Written exercise:
Count the lines below that contain the word "Central", and reply with only that number.

** Start Records shown **

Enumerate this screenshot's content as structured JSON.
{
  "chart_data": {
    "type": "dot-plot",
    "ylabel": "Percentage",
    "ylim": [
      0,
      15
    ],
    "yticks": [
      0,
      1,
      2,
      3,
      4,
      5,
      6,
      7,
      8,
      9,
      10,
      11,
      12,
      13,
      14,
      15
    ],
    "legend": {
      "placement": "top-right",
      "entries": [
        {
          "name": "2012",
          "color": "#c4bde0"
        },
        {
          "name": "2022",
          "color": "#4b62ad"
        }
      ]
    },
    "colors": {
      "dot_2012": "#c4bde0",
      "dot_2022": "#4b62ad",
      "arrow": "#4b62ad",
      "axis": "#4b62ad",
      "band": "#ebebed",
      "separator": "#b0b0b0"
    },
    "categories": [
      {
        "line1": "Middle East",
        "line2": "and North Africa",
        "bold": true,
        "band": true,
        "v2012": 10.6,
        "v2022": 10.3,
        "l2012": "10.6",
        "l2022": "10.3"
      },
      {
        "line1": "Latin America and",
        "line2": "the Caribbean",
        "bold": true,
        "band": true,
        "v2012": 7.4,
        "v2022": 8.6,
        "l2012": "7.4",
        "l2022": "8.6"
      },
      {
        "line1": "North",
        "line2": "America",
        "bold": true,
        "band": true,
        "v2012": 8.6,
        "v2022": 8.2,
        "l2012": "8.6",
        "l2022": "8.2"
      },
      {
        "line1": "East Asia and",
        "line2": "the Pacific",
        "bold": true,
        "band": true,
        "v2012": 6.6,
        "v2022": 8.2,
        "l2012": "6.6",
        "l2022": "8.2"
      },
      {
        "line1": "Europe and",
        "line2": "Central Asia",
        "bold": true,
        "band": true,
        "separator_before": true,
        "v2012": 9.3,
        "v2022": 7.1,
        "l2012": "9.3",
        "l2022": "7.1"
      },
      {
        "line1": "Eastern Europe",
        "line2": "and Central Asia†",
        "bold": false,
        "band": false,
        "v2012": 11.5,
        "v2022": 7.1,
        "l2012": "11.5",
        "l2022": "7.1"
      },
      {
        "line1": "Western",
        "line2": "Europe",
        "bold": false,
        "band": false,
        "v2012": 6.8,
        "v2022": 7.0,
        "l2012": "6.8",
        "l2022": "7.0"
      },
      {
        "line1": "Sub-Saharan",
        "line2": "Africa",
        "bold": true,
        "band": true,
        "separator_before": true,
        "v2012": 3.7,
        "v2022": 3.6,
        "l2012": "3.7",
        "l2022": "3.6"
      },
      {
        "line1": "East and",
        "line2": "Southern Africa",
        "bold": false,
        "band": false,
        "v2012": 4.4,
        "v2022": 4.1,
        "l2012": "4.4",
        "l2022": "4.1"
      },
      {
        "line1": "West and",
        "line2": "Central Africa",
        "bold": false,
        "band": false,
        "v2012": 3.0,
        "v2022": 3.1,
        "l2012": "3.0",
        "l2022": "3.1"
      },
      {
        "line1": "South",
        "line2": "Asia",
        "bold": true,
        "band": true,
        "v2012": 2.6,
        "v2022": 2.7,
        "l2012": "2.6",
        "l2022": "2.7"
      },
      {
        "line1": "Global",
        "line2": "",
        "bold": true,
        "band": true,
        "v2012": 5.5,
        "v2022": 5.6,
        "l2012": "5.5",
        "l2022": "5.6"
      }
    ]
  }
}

** End Records shown **

Written response:
3